Copy the part of the records that starts at the beginning and ends with the line containing "preview-pane-icon [880,92,896,107]", keeping both ends and changing nothing.

• Listings of boxed layout items
━━━━━━━━

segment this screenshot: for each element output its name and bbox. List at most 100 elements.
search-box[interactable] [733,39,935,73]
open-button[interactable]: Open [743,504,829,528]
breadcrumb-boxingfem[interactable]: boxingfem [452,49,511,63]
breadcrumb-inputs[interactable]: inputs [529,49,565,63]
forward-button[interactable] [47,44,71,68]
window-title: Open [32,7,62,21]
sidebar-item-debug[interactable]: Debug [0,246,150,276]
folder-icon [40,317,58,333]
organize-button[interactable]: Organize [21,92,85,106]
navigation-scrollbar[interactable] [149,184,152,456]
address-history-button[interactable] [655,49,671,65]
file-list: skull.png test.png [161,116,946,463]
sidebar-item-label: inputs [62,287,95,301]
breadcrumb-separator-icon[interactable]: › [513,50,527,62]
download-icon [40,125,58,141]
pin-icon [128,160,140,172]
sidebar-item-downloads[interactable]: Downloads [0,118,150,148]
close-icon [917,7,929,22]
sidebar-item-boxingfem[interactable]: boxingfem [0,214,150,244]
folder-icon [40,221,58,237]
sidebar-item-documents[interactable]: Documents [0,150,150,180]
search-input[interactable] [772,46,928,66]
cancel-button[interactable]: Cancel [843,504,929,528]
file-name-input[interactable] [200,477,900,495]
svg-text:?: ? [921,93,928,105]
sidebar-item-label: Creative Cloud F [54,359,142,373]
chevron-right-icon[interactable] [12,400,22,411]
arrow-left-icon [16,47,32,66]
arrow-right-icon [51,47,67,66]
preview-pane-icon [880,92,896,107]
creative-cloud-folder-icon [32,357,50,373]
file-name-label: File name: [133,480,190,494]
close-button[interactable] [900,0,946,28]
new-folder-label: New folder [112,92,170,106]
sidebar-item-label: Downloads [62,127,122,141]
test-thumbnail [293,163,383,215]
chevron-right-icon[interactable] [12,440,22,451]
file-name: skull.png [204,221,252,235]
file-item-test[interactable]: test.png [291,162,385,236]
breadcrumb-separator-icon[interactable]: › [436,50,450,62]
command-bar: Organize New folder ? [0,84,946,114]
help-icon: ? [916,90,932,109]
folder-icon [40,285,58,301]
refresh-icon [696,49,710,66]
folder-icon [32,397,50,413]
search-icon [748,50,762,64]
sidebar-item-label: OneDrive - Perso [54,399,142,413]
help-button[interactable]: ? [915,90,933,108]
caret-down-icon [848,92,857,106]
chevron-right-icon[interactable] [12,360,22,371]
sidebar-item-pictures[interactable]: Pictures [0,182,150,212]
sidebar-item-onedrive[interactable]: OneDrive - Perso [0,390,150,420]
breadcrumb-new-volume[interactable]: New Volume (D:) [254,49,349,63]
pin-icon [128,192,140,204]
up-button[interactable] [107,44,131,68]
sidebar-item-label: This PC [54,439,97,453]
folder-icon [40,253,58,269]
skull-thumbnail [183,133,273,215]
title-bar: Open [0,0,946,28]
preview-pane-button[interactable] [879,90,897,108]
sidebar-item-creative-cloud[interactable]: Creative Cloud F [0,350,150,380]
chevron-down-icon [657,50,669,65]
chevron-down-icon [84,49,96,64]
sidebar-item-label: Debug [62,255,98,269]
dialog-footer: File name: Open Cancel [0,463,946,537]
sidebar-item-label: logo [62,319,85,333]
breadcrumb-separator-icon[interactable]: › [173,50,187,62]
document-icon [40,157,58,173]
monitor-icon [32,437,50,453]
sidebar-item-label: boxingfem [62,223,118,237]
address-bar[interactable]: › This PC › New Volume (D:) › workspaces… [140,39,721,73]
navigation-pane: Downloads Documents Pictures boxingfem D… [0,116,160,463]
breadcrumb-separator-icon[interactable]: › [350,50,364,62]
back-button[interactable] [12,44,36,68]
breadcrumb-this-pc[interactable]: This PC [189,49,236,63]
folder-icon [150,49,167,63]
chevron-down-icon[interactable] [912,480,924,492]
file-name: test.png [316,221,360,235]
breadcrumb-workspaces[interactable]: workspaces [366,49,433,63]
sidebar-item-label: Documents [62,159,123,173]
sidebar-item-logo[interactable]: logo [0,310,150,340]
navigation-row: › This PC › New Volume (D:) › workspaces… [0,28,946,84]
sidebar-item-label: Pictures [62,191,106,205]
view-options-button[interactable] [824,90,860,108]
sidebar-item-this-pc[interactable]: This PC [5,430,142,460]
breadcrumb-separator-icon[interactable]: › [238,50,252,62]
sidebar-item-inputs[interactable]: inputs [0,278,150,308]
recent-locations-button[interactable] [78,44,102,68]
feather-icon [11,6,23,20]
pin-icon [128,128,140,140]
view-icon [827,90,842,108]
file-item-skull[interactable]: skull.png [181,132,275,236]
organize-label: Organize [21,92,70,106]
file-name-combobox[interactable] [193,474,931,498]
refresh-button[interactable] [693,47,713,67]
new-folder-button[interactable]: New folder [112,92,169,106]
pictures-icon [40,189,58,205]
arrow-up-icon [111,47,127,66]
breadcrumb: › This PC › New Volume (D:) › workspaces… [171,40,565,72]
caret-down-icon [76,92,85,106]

━━━━━━━━

• SOLUTION TO THE EXERCISE
segment this screenshot: for each element output its name and bbox. List at most 100 elements.
search-box[interactable] [733,39,935,73]
open-button[interactable]: Open [743,504,829,528]
breadcrumb-boxingfem[interactable]: boxingfem [452,49,511,63]
breadcrumb-inputs[interactable]: inputs [529,49,565,63]
forward-button[interactable] [47,44,71,68]
window-title: Open [32,7,62,21]
sidebar-item-debug[interactable]: Debug [0,246,150,276]
folder-icon [40,317,58,333]
organize-button[interactable]: Organize [21,92,85,106]
navigation-scrollbar[interactable] [149,184,152,456]
address-history-button[interactable] [655,49,671,65]
file-list: skull.png test.png [161,116,946,463]
sidebar-item-label: inputs [62,287,95,301]
breadcrumb-separator-icon[interactable]: › [513,50,527,62]
download-icon [40,125,58,141]
pin-icon [128,160,140,172]
sidebar-item-downloads[interactable]: Downloads [0,118,150,148]
close-icon [917,7,929,22]
sidebar-item-boxingfem[interactable]: boxingfem [0,214,150,244]
folder-icon [40,221,58,237]
sidebar-item-documents[interactable]: Documents [0,150,150,180]
search-input[interactable] [772,46,928,66]
cancel-button[interactable]: Cancel [843,504,929,528]
file-name-input[interactable] [200,477,900,495]
svg-text:?: ? [921,93,928,105]
sidebar-item-label: Creative Cloud F [54,359,142,373]
chevron-right-icon[interactable] [12,400,22,411]
arrow-left-icon [16,47,32,66]
arrow-right-icon [51,47,67,66]
preview-pane-icon [880,92,896,107]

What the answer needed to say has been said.